(Dataset items)
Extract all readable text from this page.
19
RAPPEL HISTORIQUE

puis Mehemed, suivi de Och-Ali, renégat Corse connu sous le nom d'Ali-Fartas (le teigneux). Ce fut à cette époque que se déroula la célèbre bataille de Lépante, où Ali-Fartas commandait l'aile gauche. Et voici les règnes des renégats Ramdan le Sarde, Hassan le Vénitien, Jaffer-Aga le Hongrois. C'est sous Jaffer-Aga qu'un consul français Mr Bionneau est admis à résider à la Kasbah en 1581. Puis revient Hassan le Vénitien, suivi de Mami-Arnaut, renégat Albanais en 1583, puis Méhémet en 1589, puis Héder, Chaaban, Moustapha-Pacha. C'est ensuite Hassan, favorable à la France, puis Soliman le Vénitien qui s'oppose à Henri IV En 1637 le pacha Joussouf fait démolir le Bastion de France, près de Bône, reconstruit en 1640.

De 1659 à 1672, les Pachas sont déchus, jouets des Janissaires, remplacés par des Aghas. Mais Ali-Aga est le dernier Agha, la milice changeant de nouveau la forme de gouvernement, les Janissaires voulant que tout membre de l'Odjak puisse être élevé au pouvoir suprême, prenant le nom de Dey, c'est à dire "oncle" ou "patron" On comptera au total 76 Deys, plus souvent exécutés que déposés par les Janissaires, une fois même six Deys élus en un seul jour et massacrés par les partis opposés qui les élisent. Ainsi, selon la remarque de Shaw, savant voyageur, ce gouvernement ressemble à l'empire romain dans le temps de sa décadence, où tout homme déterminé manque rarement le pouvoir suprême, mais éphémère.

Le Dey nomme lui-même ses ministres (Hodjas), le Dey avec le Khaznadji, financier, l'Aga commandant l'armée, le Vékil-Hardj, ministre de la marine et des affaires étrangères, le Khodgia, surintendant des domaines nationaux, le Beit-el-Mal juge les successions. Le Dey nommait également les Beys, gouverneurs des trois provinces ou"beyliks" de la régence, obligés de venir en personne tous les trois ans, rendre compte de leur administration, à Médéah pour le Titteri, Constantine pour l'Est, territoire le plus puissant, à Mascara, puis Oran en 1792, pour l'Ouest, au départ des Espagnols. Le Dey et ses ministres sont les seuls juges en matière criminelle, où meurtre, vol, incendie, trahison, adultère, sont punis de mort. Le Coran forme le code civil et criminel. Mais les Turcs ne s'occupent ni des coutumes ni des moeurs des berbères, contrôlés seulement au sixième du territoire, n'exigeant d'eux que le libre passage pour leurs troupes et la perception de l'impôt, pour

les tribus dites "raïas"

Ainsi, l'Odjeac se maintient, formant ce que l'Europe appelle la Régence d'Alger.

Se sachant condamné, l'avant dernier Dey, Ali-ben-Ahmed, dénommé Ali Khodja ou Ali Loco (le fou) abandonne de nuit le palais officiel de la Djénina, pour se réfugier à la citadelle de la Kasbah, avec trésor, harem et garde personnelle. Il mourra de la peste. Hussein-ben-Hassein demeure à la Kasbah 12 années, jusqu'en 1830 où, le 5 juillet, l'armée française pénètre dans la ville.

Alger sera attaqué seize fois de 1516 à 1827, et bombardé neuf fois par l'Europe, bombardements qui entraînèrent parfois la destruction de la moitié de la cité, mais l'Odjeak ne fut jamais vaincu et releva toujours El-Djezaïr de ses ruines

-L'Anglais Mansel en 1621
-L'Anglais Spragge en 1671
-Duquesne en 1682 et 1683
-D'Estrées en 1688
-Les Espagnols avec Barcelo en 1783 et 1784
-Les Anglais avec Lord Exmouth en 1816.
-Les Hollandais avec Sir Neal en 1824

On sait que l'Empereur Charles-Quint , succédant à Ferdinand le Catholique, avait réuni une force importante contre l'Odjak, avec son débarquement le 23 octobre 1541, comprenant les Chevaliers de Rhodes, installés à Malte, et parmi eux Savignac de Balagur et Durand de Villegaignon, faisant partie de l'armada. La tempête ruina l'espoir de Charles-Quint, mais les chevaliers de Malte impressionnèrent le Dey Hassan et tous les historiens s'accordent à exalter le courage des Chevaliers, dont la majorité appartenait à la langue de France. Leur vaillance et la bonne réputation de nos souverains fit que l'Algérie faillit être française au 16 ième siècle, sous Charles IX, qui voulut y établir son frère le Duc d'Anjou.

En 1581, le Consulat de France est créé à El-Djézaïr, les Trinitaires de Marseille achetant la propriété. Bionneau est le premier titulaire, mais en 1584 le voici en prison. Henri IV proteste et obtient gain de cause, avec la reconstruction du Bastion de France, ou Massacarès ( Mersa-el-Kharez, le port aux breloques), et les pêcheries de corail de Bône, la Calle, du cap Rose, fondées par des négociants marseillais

● The request
Go through the entries above and copy every line containing "voici".

● Complete response
puis Mehemed, suivi de Och-Ali, renégat Corse connu sous le nom d'Ali-Fartas (le teigneux). Ce fut à cette époque que se déroula la célèbre bataille de Lépante, où Ali-Fartas commandait l'aile gauche. Et voici les règnes des renégats Ramdan le Sarde, Hassan le Vénitien, Jaffer-Aga le Hongrois. C'est sous Jaffer-Aga qu'un consul français Mr Bionneau est admis à résider à la Kasbah en 1581. Puis revient Hassan le Vénitien, suivi de Mami-Arnaut, renégat Albanais en 1583, puis Méhémet en 1589, puis Héder, Chaaban, Moustapha-Pacha. C'est ensuite Hassan, favorable à la France, puis Soliman le Vénitien qui s'oppose à Henri IV En 1637 le pacha Joussouf fait démolir le Bastion de France, près de Bône, reconstruit en 1640.
En 1581, le Consulat de France est créé à El-Djézaïr, les Trinitaires de Marseille achetant la propriété. Bionneau est le premier titulaire, mais en 1584 le voici en prison. Henri IV proteste et obtient gain de cause, avec la reconstruction du Bastion de France, ou Massacarès ( Mersa-el-Kharez, le port aux breloques), et les pêcheries de corail de Bône, la Calle, du cap Rose, fondées par des négociants marseillais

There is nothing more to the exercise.